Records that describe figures

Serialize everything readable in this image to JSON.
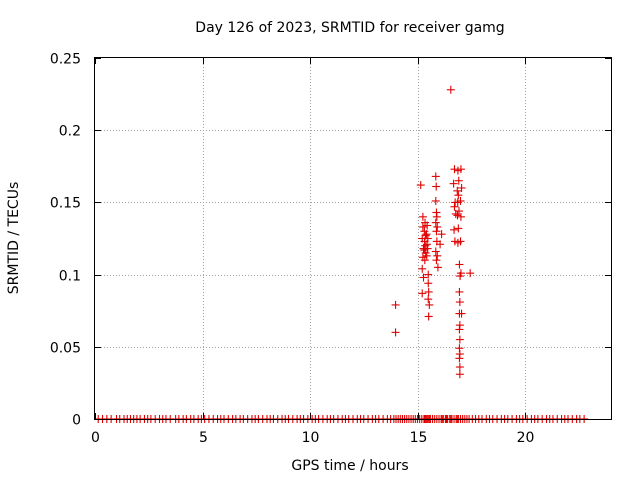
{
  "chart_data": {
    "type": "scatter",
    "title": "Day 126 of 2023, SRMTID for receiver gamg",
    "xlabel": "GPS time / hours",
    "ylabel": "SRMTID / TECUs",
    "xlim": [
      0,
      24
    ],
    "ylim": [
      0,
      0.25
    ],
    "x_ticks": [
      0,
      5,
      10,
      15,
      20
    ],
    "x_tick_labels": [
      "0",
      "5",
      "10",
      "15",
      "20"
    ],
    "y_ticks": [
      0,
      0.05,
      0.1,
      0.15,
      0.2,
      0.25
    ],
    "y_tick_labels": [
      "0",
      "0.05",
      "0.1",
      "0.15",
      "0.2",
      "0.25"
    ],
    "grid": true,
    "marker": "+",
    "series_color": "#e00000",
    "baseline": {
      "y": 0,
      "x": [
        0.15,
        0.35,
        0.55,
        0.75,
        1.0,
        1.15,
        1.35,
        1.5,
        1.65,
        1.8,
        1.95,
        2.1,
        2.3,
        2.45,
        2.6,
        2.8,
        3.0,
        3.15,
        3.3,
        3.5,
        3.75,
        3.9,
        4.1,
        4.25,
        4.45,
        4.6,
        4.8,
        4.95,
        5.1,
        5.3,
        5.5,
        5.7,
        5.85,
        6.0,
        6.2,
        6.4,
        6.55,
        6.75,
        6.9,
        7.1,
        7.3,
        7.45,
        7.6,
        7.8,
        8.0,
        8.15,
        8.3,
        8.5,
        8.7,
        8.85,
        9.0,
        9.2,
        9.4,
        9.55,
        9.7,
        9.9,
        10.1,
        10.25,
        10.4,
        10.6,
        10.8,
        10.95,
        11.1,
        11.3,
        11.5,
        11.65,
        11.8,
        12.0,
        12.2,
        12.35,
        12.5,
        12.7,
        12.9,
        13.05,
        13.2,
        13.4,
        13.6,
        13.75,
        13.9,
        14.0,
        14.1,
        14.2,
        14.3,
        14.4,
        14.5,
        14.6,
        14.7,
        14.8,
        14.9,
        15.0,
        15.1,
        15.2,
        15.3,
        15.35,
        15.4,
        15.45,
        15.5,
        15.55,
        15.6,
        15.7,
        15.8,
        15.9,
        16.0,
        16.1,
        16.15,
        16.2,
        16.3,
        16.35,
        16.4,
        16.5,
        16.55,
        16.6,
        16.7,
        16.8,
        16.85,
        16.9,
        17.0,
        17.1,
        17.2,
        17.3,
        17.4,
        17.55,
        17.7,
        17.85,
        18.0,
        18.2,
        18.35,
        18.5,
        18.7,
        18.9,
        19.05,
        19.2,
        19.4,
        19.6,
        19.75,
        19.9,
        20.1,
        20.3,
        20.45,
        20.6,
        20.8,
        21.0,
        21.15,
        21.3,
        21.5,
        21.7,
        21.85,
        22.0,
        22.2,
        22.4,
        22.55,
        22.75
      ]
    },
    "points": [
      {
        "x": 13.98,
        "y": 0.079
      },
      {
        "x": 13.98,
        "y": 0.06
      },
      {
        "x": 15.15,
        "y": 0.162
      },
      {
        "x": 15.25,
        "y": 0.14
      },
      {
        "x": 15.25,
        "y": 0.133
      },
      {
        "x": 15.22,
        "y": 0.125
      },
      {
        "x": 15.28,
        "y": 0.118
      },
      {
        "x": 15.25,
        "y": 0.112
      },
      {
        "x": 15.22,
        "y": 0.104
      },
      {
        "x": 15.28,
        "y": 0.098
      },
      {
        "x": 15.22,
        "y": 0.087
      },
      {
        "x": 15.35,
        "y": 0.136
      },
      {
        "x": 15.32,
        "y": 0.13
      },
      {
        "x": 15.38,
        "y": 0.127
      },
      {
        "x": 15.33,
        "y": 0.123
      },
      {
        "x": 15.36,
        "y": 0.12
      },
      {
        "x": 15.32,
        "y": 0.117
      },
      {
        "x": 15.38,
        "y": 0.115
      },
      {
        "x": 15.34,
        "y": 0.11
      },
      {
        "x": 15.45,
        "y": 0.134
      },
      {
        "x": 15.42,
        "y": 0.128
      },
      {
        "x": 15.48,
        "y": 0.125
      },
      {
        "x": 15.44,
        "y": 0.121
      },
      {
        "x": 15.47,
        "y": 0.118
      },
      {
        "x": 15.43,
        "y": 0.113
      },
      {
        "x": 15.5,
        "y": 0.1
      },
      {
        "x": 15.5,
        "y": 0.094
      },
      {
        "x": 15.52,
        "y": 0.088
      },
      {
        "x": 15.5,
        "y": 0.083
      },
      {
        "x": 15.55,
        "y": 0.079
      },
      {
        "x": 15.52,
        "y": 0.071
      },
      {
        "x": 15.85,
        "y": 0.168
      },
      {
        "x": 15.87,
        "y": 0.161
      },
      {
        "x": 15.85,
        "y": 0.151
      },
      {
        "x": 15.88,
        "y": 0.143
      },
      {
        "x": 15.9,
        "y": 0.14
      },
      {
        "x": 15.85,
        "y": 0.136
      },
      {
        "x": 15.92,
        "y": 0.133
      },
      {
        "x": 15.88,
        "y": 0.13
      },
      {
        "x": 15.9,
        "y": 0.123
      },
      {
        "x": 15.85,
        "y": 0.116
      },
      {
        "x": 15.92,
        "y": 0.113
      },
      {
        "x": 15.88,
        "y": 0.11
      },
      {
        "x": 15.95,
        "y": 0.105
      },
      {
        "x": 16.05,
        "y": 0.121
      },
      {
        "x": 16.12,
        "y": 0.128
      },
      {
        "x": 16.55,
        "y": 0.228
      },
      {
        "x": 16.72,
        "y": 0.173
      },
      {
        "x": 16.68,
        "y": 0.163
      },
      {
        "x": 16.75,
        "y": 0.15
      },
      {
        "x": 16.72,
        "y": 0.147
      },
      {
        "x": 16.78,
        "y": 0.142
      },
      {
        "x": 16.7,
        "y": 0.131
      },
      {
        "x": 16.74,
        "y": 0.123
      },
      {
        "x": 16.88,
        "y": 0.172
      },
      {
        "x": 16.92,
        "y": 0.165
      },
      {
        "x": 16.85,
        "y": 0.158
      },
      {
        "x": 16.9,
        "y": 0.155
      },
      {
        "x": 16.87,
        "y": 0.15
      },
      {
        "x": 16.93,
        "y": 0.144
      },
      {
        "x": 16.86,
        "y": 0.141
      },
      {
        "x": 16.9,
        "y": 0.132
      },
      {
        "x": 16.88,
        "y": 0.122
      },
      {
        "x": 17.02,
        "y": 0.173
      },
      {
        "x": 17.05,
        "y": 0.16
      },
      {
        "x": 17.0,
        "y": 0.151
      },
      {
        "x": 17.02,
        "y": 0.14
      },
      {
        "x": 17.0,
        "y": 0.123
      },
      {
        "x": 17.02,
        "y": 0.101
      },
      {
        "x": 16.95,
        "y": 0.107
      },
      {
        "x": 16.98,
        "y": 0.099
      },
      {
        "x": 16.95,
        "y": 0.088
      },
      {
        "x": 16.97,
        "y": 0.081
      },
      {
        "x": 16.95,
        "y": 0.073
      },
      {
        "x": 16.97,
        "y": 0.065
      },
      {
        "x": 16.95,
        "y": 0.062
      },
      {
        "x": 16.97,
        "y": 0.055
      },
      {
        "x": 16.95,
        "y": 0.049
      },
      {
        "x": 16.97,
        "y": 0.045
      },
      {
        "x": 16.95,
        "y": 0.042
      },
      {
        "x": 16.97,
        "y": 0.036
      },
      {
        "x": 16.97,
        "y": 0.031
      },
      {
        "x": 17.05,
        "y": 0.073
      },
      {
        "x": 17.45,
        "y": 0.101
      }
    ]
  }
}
...
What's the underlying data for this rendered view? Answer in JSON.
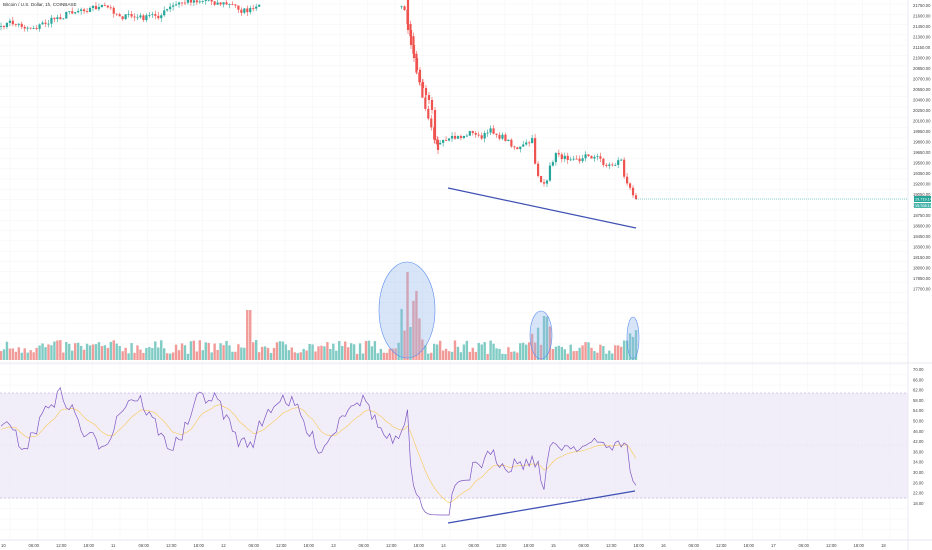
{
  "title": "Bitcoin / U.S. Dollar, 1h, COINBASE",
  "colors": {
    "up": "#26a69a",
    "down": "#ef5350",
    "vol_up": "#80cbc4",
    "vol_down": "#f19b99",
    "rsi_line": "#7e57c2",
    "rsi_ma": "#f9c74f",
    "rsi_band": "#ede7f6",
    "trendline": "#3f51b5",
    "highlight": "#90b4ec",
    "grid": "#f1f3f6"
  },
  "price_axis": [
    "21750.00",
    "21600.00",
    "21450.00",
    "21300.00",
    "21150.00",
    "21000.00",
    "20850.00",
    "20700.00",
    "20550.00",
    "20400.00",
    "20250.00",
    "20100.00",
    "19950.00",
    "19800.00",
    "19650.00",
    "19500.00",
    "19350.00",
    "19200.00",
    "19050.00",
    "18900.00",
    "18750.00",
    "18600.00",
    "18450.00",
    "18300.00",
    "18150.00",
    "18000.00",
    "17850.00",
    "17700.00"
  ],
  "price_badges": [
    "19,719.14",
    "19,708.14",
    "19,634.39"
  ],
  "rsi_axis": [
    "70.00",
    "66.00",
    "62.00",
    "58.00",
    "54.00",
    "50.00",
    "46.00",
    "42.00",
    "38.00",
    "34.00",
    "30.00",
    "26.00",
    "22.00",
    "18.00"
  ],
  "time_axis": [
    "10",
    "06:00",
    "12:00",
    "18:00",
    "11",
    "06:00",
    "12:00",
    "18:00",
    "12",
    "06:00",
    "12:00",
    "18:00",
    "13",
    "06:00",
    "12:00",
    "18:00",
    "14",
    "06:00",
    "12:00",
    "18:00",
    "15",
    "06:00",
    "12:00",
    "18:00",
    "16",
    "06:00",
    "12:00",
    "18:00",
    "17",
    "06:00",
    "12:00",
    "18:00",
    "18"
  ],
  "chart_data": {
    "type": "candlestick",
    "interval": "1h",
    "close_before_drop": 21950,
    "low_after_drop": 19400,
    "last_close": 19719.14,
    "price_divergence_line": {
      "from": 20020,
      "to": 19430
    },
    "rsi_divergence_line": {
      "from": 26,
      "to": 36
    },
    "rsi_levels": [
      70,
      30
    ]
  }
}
--
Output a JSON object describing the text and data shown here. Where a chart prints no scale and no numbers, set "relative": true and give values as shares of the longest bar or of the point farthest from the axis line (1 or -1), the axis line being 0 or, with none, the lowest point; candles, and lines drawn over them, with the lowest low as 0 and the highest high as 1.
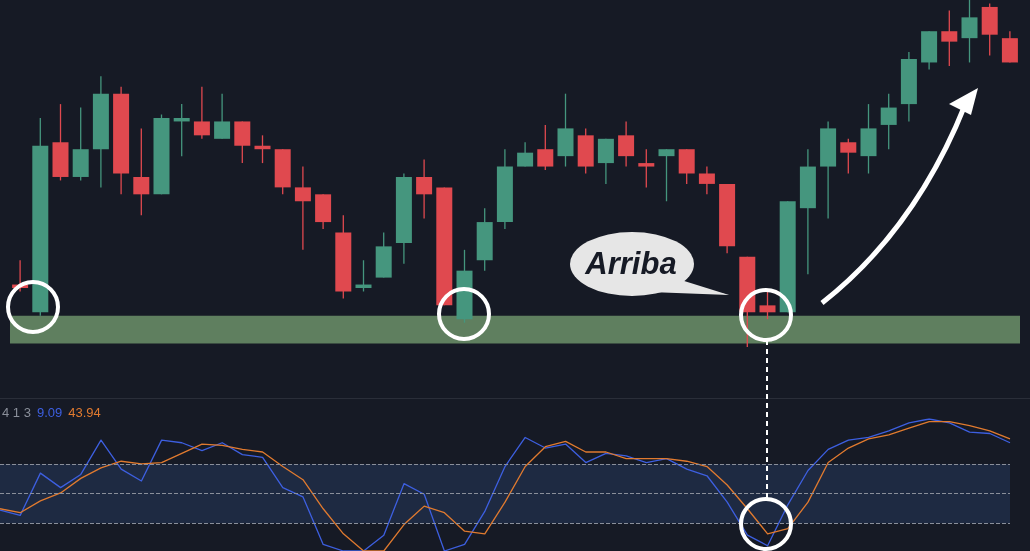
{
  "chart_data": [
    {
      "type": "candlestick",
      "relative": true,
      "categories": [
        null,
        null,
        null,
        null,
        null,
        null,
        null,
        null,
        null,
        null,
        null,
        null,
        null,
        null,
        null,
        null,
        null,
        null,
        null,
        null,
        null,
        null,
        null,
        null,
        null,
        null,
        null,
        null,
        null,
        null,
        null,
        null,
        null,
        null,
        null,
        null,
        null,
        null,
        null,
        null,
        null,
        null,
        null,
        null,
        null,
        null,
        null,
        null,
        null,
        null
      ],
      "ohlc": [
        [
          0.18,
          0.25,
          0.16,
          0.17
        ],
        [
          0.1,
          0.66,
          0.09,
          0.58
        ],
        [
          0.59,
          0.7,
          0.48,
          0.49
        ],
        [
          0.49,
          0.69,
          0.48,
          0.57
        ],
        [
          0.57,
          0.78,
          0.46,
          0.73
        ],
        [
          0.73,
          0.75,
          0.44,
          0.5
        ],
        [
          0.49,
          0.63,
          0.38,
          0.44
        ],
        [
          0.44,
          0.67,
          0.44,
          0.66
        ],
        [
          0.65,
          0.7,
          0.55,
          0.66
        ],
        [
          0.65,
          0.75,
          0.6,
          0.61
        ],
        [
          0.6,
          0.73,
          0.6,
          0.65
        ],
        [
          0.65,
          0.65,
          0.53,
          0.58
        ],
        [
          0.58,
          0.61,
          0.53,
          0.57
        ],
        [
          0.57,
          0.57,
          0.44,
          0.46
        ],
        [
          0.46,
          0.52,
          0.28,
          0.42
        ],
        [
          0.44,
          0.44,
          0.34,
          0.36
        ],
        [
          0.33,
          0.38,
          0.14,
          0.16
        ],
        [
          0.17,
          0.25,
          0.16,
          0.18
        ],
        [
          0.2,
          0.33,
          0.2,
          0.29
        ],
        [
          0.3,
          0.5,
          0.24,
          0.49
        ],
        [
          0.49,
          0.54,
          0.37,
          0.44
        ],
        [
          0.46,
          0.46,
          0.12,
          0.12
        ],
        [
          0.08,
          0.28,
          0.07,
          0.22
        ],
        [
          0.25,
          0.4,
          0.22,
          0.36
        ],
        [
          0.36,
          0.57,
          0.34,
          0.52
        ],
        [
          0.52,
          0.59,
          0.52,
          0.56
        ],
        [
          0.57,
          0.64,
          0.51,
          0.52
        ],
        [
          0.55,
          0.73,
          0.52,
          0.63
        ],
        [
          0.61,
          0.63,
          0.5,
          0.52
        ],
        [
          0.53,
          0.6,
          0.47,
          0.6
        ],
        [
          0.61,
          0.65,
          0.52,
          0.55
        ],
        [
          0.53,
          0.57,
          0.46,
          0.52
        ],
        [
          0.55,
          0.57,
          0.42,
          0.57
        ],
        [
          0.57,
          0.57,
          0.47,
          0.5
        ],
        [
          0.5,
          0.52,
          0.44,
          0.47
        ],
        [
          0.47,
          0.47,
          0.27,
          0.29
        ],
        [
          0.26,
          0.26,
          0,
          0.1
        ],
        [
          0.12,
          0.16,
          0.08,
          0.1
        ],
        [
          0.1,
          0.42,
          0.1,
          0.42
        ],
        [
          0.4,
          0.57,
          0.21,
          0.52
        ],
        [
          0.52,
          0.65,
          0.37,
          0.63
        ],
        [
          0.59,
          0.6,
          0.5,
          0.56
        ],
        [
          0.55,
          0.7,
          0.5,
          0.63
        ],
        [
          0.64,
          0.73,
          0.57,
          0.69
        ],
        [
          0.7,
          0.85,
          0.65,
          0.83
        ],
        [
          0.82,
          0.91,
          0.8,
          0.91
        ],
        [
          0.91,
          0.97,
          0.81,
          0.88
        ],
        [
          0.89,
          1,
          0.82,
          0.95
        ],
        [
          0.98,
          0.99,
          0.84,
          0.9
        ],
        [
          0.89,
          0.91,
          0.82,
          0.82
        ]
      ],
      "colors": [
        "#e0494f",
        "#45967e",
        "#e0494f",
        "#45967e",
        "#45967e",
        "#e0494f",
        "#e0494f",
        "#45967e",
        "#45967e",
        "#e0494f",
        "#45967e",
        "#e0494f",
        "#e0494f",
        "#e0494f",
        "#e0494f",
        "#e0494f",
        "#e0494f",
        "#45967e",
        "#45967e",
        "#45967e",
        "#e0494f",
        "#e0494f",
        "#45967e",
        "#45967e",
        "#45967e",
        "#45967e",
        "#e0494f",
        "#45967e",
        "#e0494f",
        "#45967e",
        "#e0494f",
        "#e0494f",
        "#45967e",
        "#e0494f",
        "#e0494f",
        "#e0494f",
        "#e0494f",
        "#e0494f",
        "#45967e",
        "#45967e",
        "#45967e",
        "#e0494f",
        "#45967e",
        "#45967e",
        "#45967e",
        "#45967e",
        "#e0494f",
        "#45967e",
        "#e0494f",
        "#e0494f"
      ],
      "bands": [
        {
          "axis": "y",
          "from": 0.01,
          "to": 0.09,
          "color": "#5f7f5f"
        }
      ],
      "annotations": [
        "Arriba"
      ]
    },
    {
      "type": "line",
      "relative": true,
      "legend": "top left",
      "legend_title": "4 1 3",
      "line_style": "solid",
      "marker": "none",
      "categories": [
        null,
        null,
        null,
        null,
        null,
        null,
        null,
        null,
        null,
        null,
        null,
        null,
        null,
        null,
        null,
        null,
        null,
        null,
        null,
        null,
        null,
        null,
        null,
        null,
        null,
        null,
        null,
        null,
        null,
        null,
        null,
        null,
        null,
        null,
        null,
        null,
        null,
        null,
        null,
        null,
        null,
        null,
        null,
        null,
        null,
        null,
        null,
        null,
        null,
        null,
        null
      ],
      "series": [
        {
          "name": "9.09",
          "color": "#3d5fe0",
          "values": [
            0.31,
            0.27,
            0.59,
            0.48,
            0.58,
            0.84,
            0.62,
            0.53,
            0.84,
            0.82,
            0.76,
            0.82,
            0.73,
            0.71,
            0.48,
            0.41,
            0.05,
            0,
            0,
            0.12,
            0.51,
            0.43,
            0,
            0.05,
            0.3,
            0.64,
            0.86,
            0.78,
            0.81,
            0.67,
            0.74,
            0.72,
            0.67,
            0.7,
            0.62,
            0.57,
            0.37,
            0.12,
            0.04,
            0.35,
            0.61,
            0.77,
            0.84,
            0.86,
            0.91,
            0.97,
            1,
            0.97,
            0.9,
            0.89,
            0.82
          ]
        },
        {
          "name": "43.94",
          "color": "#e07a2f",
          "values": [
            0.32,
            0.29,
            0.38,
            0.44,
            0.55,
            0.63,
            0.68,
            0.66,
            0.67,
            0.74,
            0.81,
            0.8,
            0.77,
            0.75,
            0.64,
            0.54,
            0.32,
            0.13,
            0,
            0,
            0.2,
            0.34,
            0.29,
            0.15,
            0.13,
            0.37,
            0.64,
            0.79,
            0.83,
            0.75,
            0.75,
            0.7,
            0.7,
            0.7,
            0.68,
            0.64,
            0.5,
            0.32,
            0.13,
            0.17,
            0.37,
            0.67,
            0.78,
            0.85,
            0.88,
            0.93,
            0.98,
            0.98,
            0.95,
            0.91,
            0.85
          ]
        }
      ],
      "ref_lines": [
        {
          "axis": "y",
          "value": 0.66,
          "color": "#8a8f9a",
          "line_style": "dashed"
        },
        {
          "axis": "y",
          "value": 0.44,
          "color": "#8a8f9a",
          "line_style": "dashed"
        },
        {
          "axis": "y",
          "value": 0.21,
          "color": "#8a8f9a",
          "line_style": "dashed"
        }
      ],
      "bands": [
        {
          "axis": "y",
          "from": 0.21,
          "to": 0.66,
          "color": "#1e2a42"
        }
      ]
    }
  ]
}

EXERCISE REQUIREMENTS = Pick out, from the lines above, every one that contains the string "true".

SOLUTION TO THE PROBLEM =
    "grid": true,
Output a JSON object describing the text and data shown here. Where a chart prints no scale and no numbers, set "relative": true and give values as shares of the longest bar or of the point farthest from the axis line (1 or -1), the axis line being 0 or, with none, the lowest point; candles, and lines drawn over them, with the lowest low as 0 and the highest high as 1.
      "relative": true,
      "relative": true,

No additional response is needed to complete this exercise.